### INPUT ROWS
----------------

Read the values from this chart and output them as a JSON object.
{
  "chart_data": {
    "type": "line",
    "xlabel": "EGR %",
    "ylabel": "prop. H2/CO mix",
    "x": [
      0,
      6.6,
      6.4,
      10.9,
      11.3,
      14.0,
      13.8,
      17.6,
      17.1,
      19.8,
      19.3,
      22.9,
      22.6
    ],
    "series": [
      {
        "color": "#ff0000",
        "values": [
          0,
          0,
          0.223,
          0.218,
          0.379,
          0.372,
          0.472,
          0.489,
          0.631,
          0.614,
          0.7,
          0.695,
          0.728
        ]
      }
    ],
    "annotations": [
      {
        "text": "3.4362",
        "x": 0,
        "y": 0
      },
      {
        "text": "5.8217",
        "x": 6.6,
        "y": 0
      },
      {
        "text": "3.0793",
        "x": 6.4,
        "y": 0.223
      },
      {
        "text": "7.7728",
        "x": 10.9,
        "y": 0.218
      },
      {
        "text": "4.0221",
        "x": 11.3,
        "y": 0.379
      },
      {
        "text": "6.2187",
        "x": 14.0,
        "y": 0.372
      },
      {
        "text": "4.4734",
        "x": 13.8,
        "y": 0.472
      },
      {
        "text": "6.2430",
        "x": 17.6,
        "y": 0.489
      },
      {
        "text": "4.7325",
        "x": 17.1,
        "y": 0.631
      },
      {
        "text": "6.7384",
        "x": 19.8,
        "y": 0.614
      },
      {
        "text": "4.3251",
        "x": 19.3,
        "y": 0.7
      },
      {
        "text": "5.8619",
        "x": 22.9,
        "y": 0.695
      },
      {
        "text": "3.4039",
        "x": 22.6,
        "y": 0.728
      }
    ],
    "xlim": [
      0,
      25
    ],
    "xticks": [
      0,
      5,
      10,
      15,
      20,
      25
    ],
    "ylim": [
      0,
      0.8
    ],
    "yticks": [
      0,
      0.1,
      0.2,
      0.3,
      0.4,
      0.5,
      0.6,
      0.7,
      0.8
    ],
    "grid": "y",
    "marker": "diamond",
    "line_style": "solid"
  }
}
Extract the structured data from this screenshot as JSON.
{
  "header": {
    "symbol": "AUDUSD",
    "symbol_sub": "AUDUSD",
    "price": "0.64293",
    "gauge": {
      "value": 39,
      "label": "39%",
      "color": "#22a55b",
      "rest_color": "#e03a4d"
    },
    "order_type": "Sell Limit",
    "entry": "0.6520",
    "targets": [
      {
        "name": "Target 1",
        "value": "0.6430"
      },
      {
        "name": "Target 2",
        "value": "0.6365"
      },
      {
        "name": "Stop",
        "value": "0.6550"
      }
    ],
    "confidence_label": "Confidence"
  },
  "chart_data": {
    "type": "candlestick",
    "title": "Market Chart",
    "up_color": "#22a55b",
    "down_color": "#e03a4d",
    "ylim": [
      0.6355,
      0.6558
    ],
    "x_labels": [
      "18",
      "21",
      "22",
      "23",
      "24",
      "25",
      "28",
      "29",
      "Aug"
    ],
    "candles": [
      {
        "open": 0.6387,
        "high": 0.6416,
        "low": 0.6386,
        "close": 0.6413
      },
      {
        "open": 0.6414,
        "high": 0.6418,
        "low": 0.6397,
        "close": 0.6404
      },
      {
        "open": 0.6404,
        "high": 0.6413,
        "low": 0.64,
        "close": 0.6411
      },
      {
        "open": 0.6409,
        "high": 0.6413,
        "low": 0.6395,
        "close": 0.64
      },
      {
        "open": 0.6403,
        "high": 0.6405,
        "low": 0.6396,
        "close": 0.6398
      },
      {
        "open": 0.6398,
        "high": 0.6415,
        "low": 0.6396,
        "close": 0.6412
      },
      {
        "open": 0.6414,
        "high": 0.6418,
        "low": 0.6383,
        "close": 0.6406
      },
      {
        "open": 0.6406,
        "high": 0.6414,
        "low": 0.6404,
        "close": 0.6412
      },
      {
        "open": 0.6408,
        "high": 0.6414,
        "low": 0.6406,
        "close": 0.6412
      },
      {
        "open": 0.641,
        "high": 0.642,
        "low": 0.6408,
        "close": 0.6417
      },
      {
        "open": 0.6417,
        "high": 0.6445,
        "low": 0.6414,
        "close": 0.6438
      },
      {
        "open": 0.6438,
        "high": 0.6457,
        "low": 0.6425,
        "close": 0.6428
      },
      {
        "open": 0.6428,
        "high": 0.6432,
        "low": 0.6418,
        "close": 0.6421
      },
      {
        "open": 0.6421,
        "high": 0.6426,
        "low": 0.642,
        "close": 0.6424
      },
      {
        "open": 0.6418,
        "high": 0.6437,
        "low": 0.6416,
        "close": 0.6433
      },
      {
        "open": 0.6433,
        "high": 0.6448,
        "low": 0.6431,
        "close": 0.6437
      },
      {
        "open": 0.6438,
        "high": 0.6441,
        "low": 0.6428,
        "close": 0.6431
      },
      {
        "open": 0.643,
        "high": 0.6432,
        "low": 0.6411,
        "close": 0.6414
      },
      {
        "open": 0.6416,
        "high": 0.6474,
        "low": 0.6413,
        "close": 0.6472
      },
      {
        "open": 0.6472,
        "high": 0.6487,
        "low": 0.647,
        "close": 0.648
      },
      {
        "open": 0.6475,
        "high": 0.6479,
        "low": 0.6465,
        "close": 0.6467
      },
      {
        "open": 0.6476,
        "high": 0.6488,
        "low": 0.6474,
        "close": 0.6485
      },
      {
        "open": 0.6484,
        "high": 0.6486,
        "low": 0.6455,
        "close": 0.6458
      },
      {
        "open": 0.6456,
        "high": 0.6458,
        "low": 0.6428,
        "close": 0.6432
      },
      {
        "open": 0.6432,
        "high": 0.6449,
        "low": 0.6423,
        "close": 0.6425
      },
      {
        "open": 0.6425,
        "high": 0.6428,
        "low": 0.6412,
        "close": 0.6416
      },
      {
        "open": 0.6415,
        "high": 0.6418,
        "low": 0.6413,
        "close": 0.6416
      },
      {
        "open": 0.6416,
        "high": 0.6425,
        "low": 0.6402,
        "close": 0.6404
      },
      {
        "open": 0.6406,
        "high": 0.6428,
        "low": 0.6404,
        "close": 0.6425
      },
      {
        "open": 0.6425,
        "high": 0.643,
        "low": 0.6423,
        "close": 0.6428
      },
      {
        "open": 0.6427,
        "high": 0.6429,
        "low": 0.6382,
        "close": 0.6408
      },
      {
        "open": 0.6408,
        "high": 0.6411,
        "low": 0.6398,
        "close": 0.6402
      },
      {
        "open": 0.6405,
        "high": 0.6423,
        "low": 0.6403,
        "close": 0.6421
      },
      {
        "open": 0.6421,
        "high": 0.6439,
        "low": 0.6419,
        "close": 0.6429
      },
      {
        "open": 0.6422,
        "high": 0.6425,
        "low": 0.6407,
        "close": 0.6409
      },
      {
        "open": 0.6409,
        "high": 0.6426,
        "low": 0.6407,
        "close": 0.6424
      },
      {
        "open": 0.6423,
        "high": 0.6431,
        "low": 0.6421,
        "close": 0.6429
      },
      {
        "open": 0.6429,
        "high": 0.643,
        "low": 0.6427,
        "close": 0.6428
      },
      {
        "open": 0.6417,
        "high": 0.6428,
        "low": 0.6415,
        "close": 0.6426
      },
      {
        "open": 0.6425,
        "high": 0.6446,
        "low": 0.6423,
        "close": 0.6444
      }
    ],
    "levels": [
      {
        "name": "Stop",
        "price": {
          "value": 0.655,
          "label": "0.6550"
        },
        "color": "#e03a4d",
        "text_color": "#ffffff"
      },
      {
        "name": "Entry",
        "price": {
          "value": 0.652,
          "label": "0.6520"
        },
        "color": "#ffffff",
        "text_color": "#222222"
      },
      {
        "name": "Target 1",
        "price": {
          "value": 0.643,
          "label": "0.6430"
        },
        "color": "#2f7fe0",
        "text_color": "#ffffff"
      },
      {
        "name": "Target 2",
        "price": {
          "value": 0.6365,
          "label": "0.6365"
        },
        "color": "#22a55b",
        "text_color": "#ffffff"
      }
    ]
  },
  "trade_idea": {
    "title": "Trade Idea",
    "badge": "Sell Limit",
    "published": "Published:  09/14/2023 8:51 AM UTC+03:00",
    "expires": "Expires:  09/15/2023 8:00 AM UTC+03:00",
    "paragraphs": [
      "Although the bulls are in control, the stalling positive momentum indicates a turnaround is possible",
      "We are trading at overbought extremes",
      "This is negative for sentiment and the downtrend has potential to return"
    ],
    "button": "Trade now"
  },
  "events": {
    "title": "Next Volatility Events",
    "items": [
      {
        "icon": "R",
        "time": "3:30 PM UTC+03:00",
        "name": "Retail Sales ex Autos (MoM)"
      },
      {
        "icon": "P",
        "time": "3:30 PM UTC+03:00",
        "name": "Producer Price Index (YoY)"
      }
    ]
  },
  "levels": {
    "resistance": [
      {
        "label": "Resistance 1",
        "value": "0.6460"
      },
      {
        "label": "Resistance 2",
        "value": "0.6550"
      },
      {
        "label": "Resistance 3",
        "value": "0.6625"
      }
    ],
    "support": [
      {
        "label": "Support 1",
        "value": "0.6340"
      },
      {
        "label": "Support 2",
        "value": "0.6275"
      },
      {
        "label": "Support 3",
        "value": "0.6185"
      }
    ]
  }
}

----------------

### TASK INSTRUCTIONS
Where does the word "Limit" appear? Return each line that holds it.

### ANSWER TO THE TASK
    "order_type": "Sell Limit",
    "badge": "Sell Limit",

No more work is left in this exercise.